INSTRUCTIONS TO FOLLOW: Print the entries in full, word for word, but not the pictures.

* START *

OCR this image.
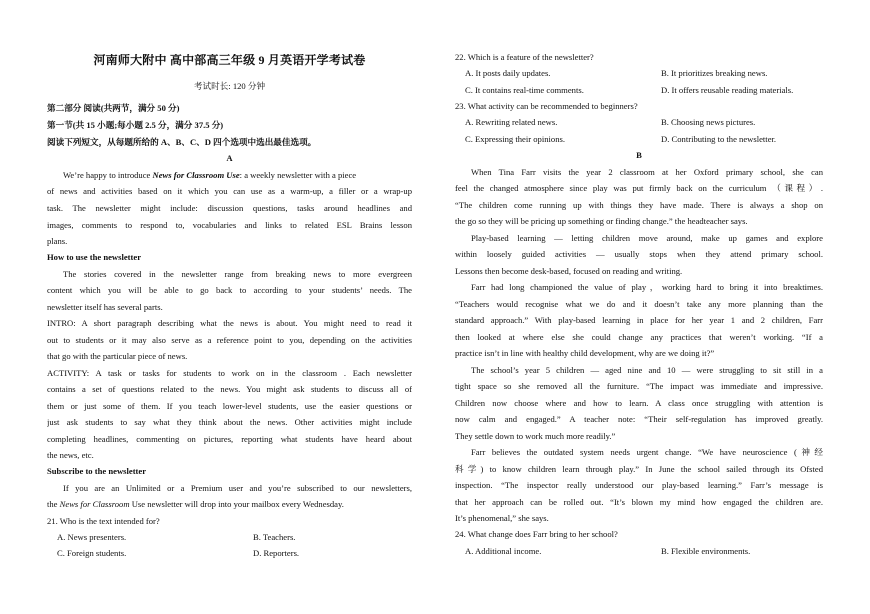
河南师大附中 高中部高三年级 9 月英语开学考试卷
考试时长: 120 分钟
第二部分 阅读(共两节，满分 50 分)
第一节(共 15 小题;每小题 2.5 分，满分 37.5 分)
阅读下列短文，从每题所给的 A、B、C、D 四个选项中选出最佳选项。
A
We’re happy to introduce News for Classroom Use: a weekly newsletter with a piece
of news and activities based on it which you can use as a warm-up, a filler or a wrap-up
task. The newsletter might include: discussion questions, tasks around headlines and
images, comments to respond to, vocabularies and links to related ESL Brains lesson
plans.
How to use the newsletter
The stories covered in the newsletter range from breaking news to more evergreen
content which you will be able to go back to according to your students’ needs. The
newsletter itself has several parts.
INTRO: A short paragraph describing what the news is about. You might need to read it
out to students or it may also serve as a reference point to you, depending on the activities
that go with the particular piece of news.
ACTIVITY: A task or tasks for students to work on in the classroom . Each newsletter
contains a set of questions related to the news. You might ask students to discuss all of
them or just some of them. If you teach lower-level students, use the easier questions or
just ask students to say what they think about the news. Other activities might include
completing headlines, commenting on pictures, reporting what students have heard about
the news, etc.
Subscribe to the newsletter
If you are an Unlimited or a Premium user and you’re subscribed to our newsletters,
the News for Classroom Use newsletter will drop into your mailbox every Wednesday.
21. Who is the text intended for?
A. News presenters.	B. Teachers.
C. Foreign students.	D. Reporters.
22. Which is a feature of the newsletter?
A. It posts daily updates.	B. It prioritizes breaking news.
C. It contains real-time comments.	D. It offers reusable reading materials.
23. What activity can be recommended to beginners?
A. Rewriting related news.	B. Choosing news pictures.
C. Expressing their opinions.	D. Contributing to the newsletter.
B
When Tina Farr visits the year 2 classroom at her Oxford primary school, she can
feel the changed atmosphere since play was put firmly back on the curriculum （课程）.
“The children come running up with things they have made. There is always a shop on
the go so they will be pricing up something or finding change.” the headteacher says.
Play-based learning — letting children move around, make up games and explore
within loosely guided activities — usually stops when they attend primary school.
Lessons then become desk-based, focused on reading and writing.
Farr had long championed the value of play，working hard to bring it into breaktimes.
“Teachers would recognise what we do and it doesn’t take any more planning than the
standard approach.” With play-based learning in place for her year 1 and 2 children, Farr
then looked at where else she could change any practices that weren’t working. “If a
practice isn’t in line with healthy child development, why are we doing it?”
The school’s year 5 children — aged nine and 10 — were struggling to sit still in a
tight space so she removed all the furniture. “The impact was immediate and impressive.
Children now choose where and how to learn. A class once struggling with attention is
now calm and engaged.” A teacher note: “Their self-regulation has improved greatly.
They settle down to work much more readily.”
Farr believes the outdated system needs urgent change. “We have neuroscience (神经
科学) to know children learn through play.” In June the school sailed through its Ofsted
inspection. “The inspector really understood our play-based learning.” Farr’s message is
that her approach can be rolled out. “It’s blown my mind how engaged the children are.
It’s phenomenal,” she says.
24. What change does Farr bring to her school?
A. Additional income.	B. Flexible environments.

* END *

ANSWER IN FULL:
OCR this image.
河南师大附中 高中部高三年级 9 月英语开学考试卷
考试时长: 120 分钟
第二部分 阅读(共两节，满分 50 分)
第一节(共 15 小题;每小题 2.5 分，满分 37.5 分)
阅读下列短文，从每题所给的 A、B、C、D 四个选项中选出最佳选项。
A
We’re happy to introduce News for Classroom Use: a weekly newsletter with a piece
of news and activities based on it which you can use as a warm-up, a filler or a wrap-up
task. The newsletter might include: discussion questions, tasks around headlines and
images, comments to respond to, vocabularies and links to related ESL Brains lesson
plans.
How to use the newsletter
The stories covered in the newsletter range from breaking news to more evergreen
content which you will be able to go back to according to your students’ needs. The
newsletter itself has several parts.
INTRO: A short paragraph describing what the news is about. You might need to read it
out to students or it may also serve as a reference point to you, depending on the activities
that go with the particular piece of news.
ACTIVITY: A task or tasks for students to work on in the classroom . Each newsletter
contains a set of questions related to the news. You might ask students to discuss all of
them or just some of them. If you teach lower-level students, use the easier questions or
just ask students to say what they think about the news. Other activities might include
completing headlines, commenting on pictures, reporting what students have heard about
the news, etc.
Subscribe to the newsletter
If you are an Unlimited or a Premium user and you’re subscribed to our newsletters,
the News for Classroom Use newsletter will drop into your mailbox every Wednesday.
21. Who is the text intended for?
A. News presenters.	B. Teachers.
C. Foreign students.	D. Reporters.
22. Which is a feature of the newsletter?
A. It posts daily updates.	B. It prioritizes breaking news.
C. It contains real-time comments.	D. It offers reusable reading materials.
23. What activity can be recommended to beginners?
A. Rewriting related news.	B. Choosing news pictures.
C. Expressing their opinions.	D. Contributing to the newsletter.
B
When Tina Farr visits the year 2 classroom at her Oxford primary school, she can
feel the changed atmosphere since play was put firmly back on the curriculum （课程）.
“The children come running up with things they have made. There is always a shop on
the go so they will be pricing up something or finding change.” the headteacher says.
Play-based learning — letting children move around, make up games and explore
within loosely guided activities — usually stops when they attend primary school.
Lessons then become desk-based, focused on reading and writing.
Farr had long championed the value of play，working hard to bring it into breaktimes.
“Teachers would recognise what we do and it doesn’t take any more planning than the
standard approach.” With play-based learning in place for her year 1 and 2 children, Farr
then looked at where else she could change any practices that weren’t working. “If a
practice isn’t in line with healthy child development, why are we doing it?”
The school’s year 5 children — aged nine and 10 — were struggling to sit still in a
tight space so she removed all the furniture. “The impact was immediate and impressive.
Children now choose where and how to learn. A class once struggling with attention is
now calm and engaged.” A teacher note: “Their self-regulation has improved greatly.
They settle down to work much more readily.”
Farr believes the outdated system needs urgent change. “We have neuroscience (神经
科学) to know children learn through play.” In June the school sailed through its Ofsted
inspection. “The inspector really understood our play-based learning.” Farr’s message is
that her approach can be rolled out. “It’s blown my mind how engaged the children are.
It’s phenomenal,” she says.
24. What change does Farr bring to her school?
A. Additional income.	B. Flexible environments.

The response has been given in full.